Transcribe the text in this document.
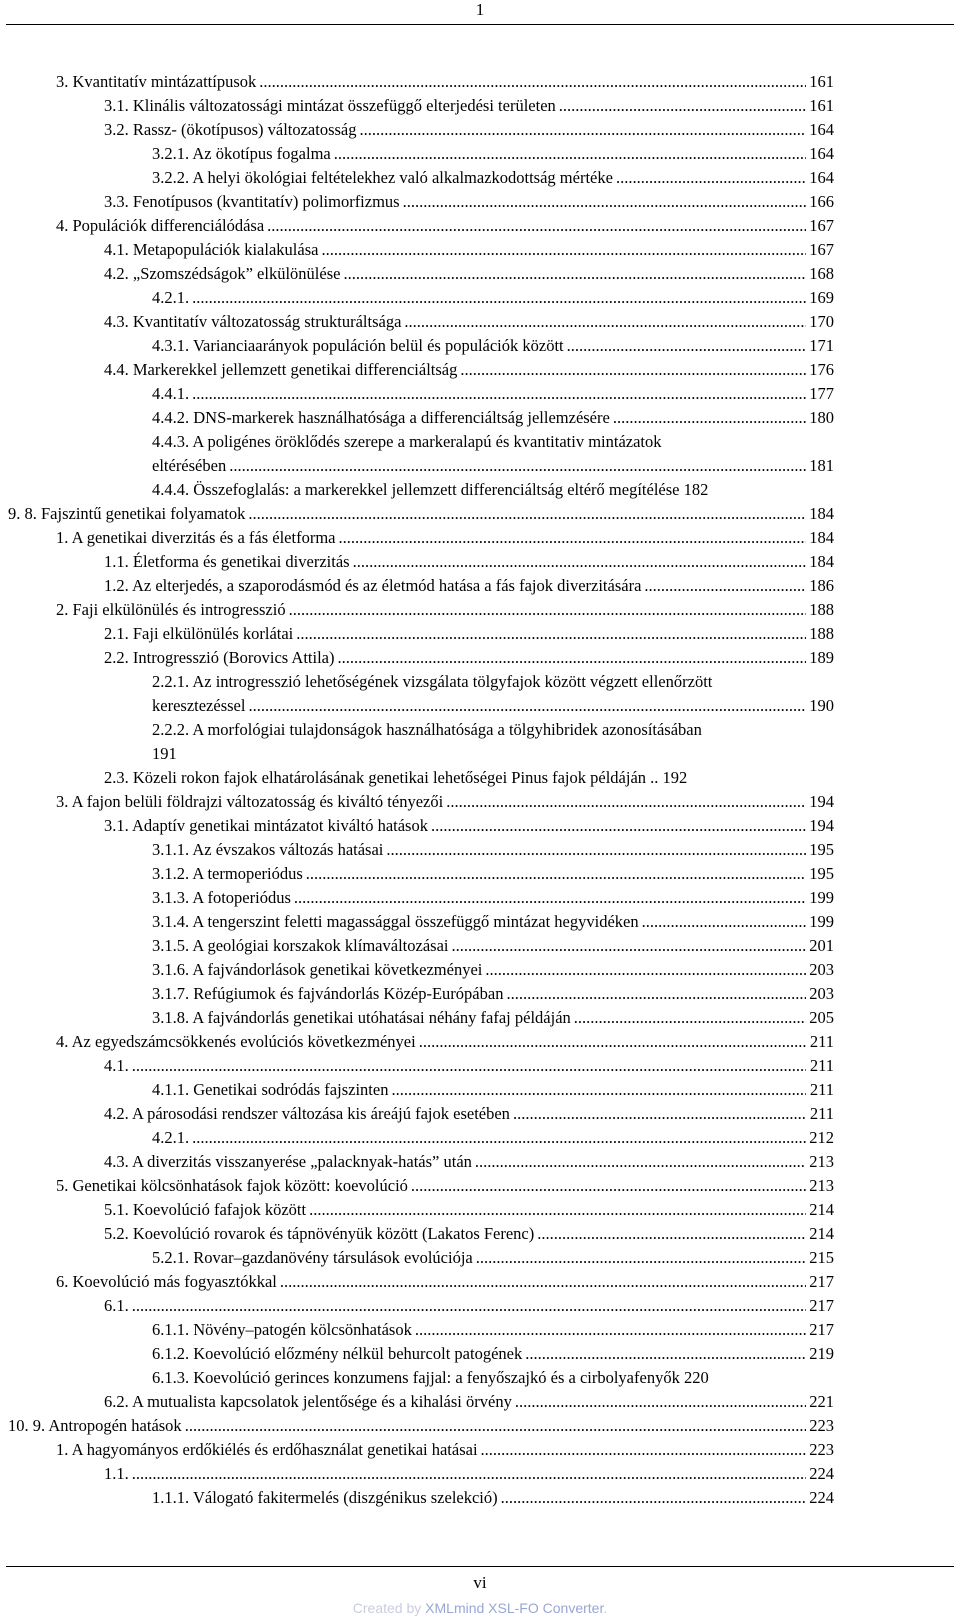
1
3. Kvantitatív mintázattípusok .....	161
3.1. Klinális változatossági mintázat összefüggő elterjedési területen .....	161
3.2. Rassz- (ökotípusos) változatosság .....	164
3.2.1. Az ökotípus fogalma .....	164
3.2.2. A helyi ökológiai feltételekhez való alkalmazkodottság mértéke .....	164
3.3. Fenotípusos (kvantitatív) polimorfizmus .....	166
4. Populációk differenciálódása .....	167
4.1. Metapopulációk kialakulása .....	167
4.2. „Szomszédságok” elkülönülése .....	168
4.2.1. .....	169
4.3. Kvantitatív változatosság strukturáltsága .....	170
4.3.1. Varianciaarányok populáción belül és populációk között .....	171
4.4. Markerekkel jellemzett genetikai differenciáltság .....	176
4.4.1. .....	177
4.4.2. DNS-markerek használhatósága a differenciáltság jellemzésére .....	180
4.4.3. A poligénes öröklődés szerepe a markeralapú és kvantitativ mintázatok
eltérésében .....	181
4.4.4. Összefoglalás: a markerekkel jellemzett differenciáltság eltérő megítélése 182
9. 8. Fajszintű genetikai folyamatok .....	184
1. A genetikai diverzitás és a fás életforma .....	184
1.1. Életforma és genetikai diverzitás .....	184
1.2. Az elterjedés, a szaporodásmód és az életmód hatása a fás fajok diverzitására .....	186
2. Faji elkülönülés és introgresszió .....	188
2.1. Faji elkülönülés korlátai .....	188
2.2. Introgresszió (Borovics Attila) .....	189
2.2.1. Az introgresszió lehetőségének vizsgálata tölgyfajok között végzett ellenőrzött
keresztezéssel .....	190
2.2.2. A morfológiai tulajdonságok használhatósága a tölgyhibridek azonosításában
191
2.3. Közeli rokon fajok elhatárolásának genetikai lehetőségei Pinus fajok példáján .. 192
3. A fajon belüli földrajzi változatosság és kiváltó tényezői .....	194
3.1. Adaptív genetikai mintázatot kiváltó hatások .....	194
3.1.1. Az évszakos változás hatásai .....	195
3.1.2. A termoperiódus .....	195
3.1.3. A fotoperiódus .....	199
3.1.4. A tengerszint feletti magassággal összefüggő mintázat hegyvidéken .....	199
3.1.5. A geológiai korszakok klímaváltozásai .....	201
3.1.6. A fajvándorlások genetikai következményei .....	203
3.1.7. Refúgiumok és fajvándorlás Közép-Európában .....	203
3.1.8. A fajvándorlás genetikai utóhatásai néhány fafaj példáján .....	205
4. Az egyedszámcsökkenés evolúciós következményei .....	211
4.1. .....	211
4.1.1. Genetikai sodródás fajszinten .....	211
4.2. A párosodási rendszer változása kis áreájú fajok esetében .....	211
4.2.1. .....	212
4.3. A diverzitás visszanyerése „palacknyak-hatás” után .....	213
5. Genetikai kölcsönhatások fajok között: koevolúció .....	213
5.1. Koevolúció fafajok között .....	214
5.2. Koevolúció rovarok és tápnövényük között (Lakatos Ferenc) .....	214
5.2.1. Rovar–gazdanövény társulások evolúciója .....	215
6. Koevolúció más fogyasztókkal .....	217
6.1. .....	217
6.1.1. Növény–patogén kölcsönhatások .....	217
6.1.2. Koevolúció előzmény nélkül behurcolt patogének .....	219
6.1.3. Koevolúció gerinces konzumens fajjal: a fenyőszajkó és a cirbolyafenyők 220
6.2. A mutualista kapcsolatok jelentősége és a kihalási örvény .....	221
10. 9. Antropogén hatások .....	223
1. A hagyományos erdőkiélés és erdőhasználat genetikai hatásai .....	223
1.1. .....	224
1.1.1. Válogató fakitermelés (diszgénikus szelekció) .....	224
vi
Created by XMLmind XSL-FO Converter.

****************

Where a line of the material above holds the string "kölcsönhatások", copy that line.

The output:
5. Genetikai kölcsönhatások fajok között: koevolúció .....	213
6.1.1. Növény–patogén kölcsönhatások .....	217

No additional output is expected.